Exercise details
Exactly reproduce the lines from the line that has "Decode this image" down to the last line of the entries, inclusive.

Exercise material
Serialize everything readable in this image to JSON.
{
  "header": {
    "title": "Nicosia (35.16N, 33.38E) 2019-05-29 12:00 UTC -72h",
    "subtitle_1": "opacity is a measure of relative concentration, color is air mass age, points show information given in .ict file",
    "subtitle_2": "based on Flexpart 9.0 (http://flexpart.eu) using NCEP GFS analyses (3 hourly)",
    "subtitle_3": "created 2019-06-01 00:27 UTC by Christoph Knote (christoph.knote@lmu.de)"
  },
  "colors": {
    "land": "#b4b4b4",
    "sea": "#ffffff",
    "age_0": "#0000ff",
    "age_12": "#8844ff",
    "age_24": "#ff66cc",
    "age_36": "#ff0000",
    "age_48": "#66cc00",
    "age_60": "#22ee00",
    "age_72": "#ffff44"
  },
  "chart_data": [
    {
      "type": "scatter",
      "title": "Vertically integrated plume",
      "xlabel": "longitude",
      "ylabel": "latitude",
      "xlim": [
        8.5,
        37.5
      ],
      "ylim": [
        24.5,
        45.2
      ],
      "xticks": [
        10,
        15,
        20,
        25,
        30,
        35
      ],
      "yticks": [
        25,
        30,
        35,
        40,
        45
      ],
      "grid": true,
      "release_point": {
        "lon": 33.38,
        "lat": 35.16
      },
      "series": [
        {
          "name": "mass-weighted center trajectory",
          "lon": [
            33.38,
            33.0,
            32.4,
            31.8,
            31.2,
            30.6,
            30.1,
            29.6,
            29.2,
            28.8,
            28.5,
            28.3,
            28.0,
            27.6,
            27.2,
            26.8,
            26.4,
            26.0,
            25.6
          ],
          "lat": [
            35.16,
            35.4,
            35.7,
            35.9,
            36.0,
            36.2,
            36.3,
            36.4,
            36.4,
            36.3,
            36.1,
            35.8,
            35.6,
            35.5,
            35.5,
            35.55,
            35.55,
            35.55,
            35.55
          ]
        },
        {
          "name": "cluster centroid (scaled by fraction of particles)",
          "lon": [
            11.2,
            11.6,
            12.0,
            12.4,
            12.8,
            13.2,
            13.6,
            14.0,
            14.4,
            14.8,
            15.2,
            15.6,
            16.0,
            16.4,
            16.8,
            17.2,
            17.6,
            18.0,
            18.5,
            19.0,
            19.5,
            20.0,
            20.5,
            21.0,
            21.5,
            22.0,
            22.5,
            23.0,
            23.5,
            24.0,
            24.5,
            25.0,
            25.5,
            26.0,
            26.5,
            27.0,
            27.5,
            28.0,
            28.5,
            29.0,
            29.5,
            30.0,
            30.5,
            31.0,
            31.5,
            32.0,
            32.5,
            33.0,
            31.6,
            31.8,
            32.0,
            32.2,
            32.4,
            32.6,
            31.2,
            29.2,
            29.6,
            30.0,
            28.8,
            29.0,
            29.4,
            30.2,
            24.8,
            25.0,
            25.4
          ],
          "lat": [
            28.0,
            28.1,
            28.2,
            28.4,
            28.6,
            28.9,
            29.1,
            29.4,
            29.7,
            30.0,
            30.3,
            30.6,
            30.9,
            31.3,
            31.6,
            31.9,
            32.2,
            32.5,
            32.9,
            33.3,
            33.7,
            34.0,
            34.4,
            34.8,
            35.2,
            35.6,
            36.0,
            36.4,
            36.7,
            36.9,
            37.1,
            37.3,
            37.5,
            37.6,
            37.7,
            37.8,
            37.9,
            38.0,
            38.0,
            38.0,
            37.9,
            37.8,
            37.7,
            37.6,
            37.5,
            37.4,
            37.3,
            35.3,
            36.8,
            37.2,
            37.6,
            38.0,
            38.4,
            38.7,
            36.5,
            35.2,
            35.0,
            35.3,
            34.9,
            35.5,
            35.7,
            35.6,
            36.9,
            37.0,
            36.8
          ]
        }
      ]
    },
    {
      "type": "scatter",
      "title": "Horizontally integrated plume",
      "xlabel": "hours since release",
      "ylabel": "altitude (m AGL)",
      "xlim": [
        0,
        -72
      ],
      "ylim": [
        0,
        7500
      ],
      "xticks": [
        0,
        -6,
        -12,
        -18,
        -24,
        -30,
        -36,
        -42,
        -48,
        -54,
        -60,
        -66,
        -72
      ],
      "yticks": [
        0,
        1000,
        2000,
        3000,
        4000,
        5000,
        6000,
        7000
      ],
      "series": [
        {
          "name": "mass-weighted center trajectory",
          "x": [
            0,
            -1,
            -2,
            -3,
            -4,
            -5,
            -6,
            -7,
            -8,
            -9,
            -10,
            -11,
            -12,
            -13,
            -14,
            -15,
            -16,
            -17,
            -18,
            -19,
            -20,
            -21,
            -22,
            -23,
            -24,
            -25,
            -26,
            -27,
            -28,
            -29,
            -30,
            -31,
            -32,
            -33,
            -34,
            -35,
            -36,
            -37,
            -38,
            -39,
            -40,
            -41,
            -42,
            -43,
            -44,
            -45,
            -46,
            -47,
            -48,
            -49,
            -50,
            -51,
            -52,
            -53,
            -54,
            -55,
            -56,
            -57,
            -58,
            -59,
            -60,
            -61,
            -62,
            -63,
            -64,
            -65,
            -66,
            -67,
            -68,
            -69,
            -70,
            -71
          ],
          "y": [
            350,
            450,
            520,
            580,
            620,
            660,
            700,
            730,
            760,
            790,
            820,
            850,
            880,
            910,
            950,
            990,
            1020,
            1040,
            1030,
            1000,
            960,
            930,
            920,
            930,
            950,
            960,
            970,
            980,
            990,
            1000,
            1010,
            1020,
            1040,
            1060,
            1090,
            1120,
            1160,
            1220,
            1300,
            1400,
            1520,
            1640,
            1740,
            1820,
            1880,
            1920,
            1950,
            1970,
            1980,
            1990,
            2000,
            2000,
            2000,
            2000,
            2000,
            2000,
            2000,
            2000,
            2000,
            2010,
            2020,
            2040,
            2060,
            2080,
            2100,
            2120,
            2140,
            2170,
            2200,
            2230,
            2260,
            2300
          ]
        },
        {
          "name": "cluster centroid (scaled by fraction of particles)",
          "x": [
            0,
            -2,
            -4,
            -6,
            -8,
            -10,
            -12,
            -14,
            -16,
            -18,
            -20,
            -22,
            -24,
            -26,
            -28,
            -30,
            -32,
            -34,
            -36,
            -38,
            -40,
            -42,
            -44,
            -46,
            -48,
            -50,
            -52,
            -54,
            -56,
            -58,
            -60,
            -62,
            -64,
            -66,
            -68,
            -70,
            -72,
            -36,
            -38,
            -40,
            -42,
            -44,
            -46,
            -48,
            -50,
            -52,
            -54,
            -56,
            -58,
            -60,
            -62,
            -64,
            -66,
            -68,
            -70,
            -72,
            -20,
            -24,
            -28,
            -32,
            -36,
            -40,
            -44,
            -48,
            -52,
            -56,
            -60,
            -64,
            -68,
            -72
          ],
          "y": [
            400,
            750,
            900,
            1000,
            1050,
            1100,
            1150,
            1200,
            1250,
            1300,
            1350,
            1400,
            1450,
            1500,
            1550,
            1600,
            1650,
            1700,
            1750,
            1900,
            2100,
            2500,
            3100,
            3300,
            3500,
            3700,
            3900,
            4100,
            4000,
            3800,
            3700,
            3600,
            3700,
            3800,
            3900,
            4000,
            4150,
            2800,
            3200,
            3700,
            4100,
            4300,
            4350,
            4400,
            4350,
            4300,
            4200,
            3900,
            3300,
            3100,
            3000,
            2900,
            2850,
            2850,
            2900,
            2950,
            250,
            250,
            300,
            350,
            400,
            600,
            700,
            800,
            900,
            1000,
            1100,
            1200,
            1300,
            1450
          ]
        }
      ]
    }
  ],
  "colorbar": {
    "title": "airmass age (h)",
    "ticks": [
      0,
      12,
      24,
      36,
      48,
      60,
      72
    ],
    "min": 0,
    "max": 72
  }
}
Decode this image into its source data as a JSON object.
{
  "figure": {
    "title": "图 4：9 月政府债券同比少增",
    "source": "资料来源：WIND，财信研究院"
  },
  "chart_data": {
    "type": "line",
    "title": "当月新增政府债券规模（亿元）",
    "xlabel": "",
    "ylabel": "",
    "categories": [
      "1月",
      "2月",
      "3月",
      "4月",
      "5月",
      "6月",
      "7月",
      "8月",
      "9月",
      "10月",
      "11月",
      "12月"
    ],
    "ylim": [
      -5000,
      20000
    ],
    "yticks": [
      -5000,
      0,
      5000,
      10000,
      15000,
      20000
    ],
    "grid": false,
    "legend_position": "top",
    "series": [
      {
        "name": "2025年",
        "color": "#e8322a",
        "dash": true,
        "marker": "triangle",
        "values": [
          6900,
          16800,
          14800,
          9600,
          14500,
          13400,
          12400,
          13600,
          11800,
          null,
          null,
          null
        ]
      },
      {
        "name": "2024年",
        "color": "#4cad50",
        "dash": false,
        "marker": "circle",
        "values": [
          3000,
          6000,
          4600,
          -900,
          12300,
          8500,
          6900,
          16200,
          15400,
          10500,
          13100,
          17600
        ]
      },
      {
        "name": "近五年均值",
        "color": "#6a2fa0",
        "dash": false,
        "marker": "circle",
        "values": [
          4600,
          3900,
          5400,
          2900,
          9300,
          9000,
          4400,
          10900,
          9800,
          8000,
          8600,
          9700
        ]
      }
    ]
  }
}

Reply
Decode this image into its source data as a JSON object.
{
  "figure": {
    "title": "图 4：9 月政府债券同比少增",
    "source": "资料来源：WIND，财信研究院"
  },
  "chart_data": {
    "type": "line",
    "title": "当月新增政府债券规模（亿元）",
    "xlabel": "",
    "ylabel": "",
    "categories": [
      "1月",
      "2月",
      "3月",
      "4月",
      "5月",
      "6月",
      "7月",
      "8月",
      "9月",
      "10月",
      "11月",
      "12月"
    ],
    "ylim": [
      -5000,
      20000
    ],
    "yticks": [
      -5000,
      0,
      5000,
      10000,
      15000,
      20000
    ],
    "grid": false,
    "legend_position": "top",
    "series": [
      {
        "name": "2025年",
        "color": "#e8322a",
        "dash": true,
        "marker": "triangle",
        "values": [
          6900,
          16800,
          14800,
          9600,
          14500,
          13400,
          12400,
          13600,
          11800,
          null,
          null,
          null
        ]
      },
      {
        "name": "2024年",
        "color": "#4cad50",
        "dash": false,
        "marker": "circle",
        "values": [
          3000,
          6000,
          4600,
          -900,
          12300,
          8500,
          6900,
          16200,
          15400,
          10500,
          13100,
          17600
        ]
      },
      {
        "name": "近五年均值",
        "color": "#6a2fa0",
        "dash": false,
        "marker": "circle",
        "values": [
          4600,
          3900,
          5400,
          2900,
          9300,
          9000,
          4400,
          10900,
          9800,
          8000,
          8600,
          9700
        ]
      }
    ]
  }
}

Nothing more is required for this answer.